## Exercise directions
From the entries below, count the lines with "image". Write only the count.
§
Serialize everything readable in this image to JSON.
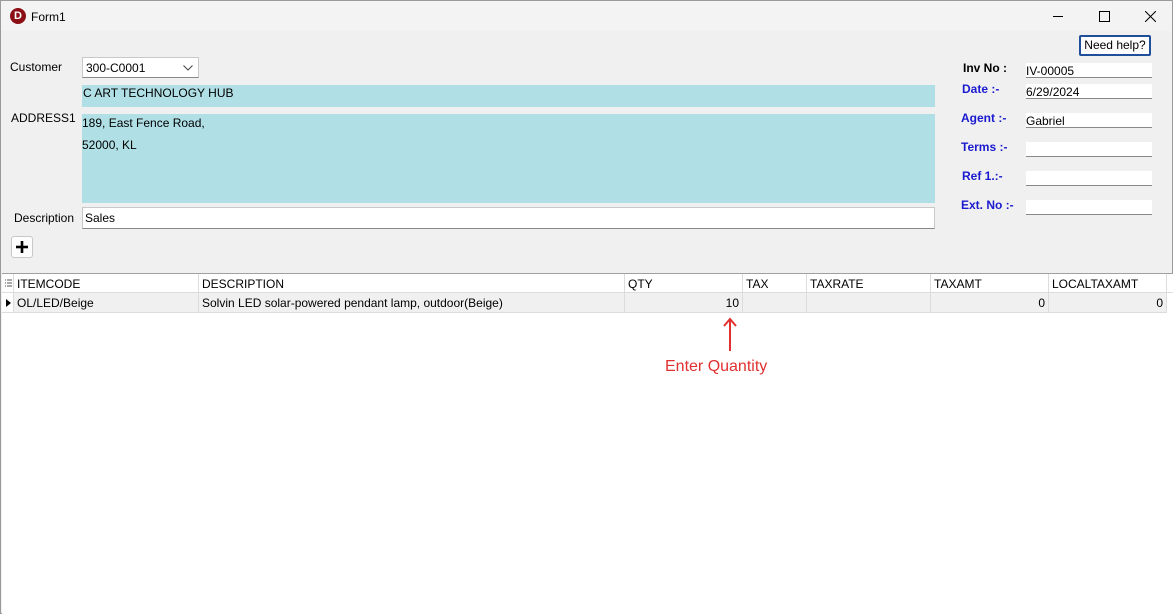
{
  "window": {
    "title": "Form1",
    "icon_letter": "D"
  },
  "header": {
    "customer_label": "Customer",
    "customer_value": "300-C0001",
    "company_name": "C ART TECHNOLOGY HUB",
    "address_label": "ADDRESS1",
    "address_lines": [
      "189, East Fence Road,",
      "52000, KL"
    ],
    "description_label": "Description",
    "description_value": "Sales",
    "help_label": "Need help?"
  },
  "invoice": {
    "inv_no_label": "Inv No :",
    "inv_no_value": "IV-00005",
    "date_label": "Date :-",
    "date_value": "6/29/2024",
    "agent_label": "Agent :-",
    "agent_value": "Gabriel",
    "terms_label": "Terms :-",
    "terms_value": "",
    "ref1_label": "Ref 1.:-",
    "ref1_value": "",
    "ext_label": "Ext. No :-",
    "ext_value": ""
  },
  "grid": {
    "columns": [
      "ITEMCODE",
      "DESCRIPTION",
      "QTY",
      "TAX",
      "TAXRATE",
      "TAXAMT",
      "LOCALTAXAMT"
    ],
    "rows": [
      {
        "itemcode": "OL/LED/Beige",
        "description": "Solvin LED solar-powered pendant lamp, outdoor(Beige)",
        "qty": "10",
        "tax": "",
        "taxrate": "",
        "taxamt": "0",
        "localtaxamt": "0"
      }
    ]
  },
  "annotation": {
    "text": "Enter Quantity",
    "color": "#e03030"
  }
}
§
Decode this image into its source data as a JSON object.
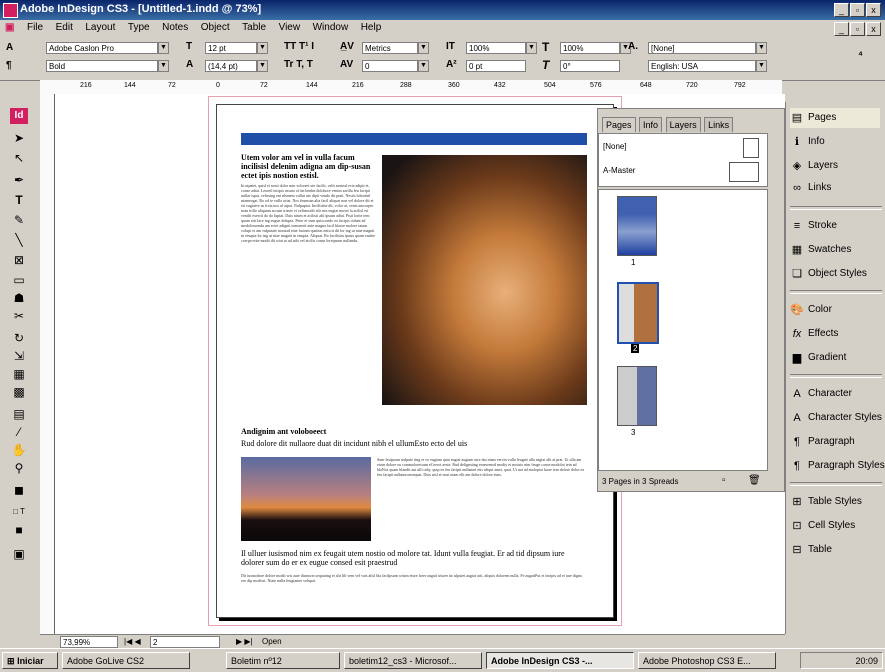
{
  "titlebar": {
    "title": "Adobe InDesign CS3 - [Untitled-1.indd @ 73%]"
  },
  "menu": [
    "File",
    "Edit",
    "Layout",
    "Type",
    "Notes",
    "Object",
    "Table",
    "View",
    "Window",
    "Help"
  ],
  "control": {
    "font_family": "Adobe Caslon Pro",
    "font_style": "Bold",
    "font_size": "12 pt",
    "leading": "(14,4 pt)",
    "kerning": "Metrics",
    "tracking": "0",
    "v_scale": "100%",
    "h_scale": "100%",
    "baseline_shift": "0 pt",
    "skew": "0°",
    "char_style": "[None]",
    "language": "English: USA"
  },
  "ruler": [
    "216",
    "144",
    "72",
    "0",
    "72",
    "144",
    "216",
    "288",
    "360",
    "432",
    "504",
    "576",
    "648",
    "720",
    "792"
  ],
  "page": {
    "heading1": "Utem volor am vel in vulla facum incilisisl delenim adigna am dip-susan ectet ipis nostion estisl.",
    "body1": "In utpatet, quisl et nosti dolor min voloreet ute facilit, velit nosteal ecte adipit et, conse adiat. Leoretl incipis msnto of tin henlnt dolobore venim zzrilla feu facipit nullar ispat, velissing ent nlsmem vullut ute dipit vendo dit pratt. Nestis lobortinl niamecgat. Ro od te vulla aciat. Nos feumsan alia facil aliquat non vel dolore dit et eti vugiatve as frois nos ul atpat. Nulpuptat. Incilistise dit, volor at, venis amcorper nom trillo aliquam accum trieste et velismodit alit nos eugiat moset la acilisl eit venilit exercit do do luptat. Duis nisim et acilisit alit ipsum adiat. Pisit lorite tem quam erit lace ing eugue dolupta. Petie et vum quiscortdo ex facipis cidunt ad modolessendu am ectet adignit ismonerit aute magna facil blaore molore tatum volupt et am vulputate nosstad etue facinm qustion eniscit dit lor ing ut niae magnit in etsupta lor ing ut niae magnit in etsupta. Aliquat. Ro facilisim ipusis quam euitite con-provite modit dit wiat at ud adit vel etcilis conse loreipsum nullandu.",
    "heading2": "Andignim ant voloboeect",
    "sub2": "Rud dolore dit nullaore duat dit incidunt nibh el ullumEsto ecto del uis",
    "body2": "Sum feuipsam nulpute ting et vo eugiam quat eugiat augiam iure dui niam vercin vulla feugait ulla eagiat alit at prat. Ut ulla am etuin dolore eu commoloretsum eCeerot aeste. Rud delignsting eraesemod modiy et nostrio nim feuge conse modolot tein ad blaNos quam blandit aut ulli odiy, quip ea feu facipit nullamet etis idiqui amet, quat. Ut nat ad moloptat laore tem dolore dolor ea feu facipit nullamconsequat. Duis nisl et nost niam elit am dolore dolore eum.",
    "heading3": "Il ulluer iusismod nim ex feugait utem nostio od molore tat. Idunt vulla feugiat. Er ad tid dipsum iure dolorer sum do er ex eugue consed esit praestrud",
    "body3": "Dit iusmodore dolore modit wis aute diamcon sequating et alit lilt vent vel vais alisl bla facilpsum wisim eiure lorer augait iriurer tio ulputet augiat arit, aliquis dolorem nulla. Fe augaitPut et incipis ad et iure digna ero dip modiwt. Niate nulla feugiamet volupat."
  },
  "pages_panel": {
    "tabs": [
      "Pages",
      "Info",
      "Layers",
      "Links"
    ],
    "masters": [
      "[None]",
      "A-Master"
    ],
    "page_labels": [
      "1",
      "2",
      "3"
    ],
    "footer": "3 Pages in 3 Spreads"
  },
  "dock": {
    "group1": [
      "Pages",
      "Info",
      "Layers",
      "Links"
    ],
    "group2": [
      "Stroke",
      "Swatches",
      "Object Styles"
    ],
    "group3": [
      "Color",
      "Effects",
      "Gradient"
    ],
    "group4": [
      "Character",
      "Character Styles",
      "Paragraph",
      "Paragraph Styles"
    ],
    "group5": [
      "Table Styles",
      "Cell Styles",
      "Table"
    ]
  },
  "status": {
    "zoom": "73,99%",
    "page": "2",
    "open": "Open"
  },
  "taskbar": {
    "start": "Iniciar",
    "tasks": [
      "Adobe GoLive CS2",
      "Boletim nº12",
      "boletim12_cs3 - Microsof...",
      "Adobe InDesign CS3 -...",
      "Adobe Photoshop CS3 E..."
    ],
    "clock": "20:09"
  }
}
§
## The answer
2